■ THE REQUEST: The records should be written out in full, with nothing altered.

##### DATASET RECORDS

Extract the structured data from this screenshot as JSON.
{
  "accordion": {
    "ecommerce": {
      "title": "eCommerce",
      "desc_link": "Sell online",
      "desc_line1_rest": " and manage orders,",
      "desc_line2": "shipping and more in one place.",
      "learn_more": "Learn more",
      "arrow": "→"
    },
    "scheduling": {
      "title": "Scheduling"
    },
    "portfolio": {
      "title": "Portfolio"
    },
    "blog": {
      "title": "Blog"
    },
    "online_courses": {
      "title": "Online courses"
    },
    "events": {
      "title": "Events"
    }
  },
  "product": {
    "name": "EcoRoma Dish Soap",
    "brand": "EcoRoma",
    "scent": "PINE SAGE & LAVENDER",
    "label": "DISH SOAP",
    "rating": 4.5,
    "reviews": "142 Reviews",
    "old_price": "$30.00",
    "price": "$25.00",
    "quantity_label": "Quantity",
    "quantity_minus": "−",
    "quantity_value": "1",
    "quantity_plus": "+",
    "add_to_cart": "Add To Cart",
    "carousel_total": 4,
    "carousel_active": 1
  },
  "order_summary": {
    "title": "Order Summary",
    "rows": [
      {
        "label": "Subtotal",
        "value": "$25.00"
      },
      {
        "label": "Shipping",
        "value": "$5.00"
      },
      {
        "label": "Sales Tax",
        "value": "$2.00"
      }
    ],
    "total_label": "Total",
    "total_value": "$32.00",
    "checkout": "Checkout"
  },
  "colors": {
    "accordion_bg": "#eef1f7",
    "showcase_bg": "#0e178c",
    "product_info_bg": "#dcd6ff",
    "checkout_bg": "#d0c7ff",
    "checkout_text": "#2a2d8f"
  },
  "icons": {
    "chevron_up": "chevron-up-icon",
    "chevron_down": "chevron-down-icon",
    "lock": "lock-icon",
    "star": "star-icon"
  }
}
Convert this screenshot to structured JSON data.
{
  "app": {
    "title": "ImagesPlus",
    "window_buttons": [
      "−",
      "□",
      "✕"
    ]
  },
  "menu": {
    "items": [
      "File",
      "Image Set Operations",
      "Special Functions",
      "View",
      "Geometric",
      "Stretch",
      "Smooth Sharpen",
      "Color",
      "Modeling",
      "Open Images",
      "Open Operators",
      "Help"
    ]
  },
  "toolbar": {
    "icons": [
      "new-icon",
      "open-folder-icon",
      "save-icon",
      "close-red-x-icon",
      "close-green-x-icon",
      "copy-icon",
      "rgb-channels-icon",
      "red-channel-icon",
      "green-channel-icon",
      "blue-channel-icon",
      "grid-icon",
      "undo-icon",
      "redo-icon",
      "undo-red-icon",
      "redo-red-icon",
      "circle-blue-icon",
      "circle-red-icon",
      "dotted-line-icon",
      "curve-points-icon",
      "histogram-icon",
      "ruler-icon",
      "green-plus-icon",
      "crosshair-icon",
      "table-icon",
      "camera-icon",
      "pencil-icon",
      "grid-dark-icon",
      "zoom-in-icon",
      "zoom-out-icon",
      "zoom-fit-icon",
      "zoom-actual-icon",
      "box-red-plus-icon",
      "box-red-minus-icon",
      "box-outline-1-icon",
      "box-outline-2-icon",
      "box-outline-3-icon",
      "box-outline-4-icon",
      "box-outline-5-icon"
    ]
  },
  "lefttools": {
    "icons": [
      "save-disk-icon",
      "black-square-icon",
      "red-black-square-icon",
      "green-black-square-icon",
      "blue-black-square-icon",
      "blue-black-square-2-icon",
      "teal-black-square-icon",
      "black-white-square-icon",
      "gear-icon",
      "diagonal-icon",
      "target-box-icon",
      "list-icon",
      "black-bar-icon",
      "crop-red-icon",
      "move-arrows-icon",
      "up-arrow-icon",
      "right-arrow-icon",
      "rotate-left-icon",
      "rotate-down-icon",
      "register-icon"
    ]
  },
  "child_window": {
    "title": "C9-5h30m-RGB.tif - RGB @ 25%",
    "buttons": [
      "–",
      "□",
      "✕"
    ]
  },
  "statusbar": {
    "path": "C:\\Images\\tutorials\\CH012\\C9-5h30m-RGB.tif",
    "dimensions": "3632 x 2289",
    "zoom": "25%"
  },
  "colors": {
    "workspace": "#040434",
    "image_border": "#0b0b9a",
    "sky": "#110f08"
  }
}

##########

■ TASK SOLUTION:
Extract the structured data from this screenshot as JSON.
{
  "accordion": {
    "ecommerce": {
      "title": "eCommerce",
      "desc_link": "Sell online",
      "desc_line1_rest": " and manage orders,",
      "desc_line2": "shipping and more in one place.",
      "learn_more": "Learn more",
      "arrow": "→"
    },
    "scheduling": {
      "title": "Scheduling"
    },
    "portfolio": {
      "title": "Portfolio"
    },
    "blog": {
      "title": "Blog"
    },
    "online_courses": {
      "title": "Online courses"
    },
    "events": {
      "title": "Events"
    }
  },
  "product": {
    "name": "EcoRoma Dish Soap",
    "brand": "EcoRoma",
    "scent": "PINE SAGE & LAVENDER",
    "label": "DISH SOAP",
    "rating": 4.5,
    "reviews": "142 Reviews",
    "old_price": "$30.00",
    "price": "$25.00",
    "quantity_label": "Quantity",
    "quantity_minus": "−",
    "quantity_value": "1",
    "quantity_plus": "+",
    "add_to_cart": "Add To Cart",
    "carousel_total": 4,
    "carousel_active": 1
  },
  "order_summary": {
    "title": "Order Summary",
    "rows": [
      {
        "label": "Subtotal",
        "value": "$25.00"
      },
      {
        "label": "Shipping",
        "value": "$5.00"
      },
      {
        "label": "Sales Tax",
        "value": "$2.00"
      }
    ],
    "total_label": "Total",
    "total_value": "$32.00",
    "checkout": "Checkout"
  },
  "colors": {
    "accordion_bg": "#eef1f7",
    "showcase_bg": "#0e178c",
    "product_info_bg": "#dcd6ff",
    "checkout_bg": "#d0c7ff",
    "checkout_text": "#2a2d8f"
  },
  "icons": {
    "chevron_up": "chevron-up-icon",
    "chevron_down": "chevron-down-icon",
    "lock": "lock-icon",
    "star": "star-icon"
  }
}
Convert this screenshot to structured JSON data.
{
  "app": {
    "title": "ImagesPlus",
    "window_buttons": [
      "−",
      "□",
      "✕"
    ]
  },
  "menu": {
    "items": [
      "File",
      "Image Set Operations",
      "Special Functions",
      "View",
      "Geometric",
      "Stretch",
      "Smooth Sharpen",
      "Color",
      "Modeling",
      "Open Images",
      "Open Operators",
      "Help"
    ]
  },
  "toolbar": {
    "icons": [
      "new-icon",
      "open-folder-icon",
      "save-icon",
      "close-red-x-icon",
      "close-green-x-icon",
      "copy-icon",
      "rgb-channels-icon",
      "red-channel-icon",
      "green-channel-icon",
      "blue-channel-icon",
      "grid-icon",
      "undo-icon",
      "redo-icon",
      "undo-red-icon",
      "redo-red-icon",
      "circle-blue-icon",
      "circle-red-icon",
      "dotted-line-icon",
      "curve-points-icon",
      "histogram-icon",
      "ruler-icon",
      "green-plus-icon",
      "crosshair-icon",
      "table-icon",
      "camera-icon",
      "pencil-icon",
      "grid-dark-icon",
      "zoom-in-icon",
      "zoom-out-icon",
      "zoom-fit-icon",
      "zoom-actual-icon",
      "box-red-plus-icon",
      "box-red-minus-icon",
      "box-outline-1-icon",
      "box-outline-2-icon",
      "box-outline-3-icon",
      "box-outline-4-icon",
      "box-outline-5-icon"
    ]
  },
  "lefttools": {
    "icons": [
      "save-disk-icon",
      "black-square-icon",
      "red-black-square-icon",
      "green-black-square-icon",
      "blue-black-square-icon",
      "blue-black-square-2-icon",
      "teal-black-square-icon",
      "black-white-square-icon",
      "gear-icon",
      "diagonal-icon",
      "target-box-icon",
      "list-icon",
      "black-bar-icon",
      "crop-red-icon",
      "move-arrows-icon",
      "up-arrow-icon",
      "right-arrow-icon",
      "rotate-left-icon",
      "rotate-down-icon",
      "register-icon"
    ]
  },
  "child_window": {
    "title": "C9-5h30m-RGB.tif - RGB @ 25%",
    "buttons": [
      "–",
      "□",
      "✕"
    ]
  },
  "statusbar": {
    "path": "C:\\Images\\tutorials\\CH012\\C9-5h30m-RGB.tif",
    "dimensions": "3632 x 2289",
    "zoom": "25%"
  },
  "colors": {
    "workspace": "#040434",
    "image_border": "#0b0b9a",
    "sky": "#110f08"
  }
}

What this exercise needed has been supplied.